[DOCUMENT TEXT]
====

Boston Properties Downplays Office Skepticism After Disappointing Earnings
Executives of the nation’s largest publicly traded office landlord held firm in their belief that a vaccine-fueled recovery would return most workers to the office after facing market skepticism following its fourth-quarter earnings release this week.
Boston Properties recorded a Q4 2020 net income of just $24.9M, a significant drop from Q4 2019's $176M profit, and took notable hits from coworking assets, a $12M decrease in parking revenue and a $4M decline in revenue from the firm’s only hotel.
The REIT's funds from operations were down 15% year-over-year since the start of the coronavirus pandemic, and it sold more than $530M in assets to offset its losses, more than the REIT sells in an average year. Executives said the company expects to sell roughly another $500M worth of properties in 2021.
Boston Properties recorded a $38M write-down on its assets with leases to coworking providers, which executives said have all approached the company for rent relief. The move caused the company to recognize their rents on a cash basis moving forward because of tenants’ credit concerns.
“We're current on everything right now, but we just looked at the world and said, ‘These guys are going to have a really rough time,’ and we think based upon the credit deterioration, this is the time to do what we did,” Boston Properties President Doug Linde said on the company's earnings call this week.
The REIT wrote down a $60.5M impairment charge at its brand-new, 670K SF Dock 72 office building in New York, currently only 33% leased to coworking giant WeWork. The fair market value of the property went down because that building will likely take longer to lease up than previously anticipated, the REIT disclosed.

====

[COMPLETE THE FOLLOWING]
**A)** In the Boston Properties article, how large a write-down did the company record on its assets with leases to coworking providers?
**B)** Retype the stretch of the Boston Properties article from "Boston Properties recorded a $38M" through "call this week.".
**C)** Extend the Boston Properties article past its last sentence.

Saved data entries:
====

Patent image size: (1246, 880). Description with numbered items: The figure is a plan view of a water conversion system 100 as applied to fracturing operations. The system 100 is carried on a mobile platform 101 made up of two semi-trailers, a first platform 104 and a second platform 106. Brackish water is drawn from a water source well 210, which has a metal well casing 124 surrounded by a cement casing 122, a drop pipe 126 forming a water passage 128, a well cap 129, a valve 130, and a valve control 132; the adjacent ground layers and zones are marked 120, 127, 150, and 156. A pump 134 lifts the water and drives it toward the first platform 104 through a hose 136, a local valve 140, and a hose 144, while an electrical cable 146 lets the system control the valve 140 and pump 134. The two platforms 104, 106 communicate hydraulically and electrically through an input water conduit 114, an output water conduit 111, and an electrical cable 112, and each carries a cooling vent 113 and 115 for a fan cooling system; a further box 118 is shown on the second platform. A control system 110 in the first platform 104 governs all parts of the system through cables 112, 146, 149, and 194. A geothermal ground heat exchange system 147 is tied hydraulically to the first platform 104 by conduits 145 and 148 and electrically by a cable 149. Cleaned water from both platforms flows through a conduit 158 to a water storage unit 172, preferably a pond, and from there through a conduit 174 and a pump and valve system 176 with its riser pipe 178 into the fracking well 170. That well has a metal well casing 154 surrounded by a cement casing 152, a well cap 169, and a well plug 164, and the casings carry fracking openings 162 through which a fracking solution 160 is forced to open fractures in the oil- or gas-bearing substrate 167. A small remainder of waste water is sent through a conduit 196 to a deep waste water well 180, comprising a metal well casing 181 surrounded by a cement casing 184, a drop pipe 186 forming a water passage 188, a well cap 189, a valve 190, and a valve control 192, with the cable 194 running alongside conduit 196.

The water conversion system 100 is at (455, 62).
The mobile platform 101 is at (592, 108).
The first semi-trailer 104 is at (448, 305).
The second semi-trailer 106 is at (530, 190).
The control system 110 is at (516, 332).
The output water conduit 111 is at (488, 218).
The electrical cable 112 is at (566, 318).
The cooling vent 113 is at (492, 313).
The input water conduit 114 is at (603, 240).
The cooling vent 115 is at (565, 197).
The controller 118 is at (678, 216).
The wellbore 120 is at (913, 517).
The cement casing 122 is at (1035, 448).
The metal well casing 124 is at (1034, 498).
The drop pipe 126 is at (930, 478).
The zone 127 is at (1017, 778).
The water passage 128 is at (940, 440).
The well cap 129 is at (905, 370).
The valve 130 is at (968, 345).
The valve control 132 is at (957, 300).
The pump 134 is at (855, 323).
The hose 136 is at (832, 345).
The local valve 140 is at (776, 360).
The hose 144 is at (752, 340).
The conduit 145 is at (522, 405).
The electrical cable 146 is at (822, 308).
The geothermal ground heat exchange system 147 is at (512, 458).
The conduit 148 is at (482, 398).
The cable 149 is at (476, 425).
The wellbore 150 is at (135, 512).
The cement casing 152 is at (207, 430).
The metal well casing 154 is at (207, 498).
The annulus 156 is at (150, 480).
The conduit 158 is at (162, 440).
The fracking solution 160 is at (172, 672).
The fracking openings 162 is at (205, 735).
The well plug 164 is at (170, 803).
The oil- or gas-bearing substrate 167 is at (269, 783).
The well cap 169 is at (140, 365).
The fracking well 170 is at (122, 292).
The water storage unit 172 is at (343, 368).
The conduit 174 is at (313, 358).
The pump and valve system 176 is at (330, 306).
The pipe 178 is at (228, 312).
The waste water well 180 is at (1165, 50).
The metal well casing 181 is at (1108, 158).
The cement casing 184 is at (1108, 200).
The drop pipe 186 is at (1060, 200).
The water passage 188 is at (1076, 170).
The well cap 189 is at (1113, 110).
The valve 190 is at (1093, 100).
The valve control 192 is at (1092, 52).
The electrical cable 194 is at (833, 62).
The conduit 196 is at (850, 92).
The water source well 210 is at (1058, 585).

====

[RESPONSES BY TASK]
**A)** $38M.

**B)**
Boston Properties recorded a $38M write-down on its assets with leases to coworking providers, which executives said have all approached the company for rent relief. The move caused the company to recognize their rents on a cash basis moving forward because of tenants’ credit concerns.
“We're current on everything right now, but we just looked at the world and said, ‘These guys are going to have a really rough time,’ and we think based upon the credit deterioration, this is the time to do what we did,” Boston Properties President Doug Linde said on the company's earnings call this week.

**C)**
Boston Properties CEO Owen Thomas cited a Gensler survey that found more than half of office workers wanted to return to the office, albeit in a hybrid-remote-work model, and noted two unnamed Boston companies announced expected return-to-work dates.
“We think more remote work is here to stay after the pandemic, but concerns over the impact to office space demand are overblown,” Thomas said on the earnings call. “Business leaders want their employees back in the office to foster culture, collaboration, teamwork and mentoring, and to provide more supervision.”
When analysts pressed on Boston Properties' return-to-work assumptions, Linde admitted he expects a slow rebound, but rejected the idea that the work-from-home movement would be a “radical disrupter.”
“I think you're asking a lot of fair questions and the answers are unknown at the moment,” Linde said. “I guess our intuition is that as people start to go back to work, the fear of missing out and all of the opportunities that in-person work have will become more clear to more people, and they will start to get back on the bandwagon.”
Executives appeared taken aback by one analyst, Alexander Goldfarb of Piper Sandler, who suggested Boston Properties' dividend would be “meaningfully uncovered” in 2021, and asking if the REIT would consider a dividend reduction as it sees sluggish revenue from its parking, retail and hotel operations.
“I mean Alex, just step back,” Linde said in response to the investor. “There is $30M of quarterly revenue that is not in our numbers right now that we — absolutely it is coming back. Whether it comes back in the fourth quarter of 2021 or the third quarter of 2022, we don’t know. But it’s absolutely coming back, and we have additional development that's coming online that's going to bring significant amounts of income.”
The REIT was active in its own backyard in the last three months, counting five leases in Boston's Central Business District, four of which had a weighted average rent increase of about 30%. Boston Properties took the 120K SF former Lord & Taylor department store in Boston’s Back Bay and inked 226K SF of new leasing in the suburbs.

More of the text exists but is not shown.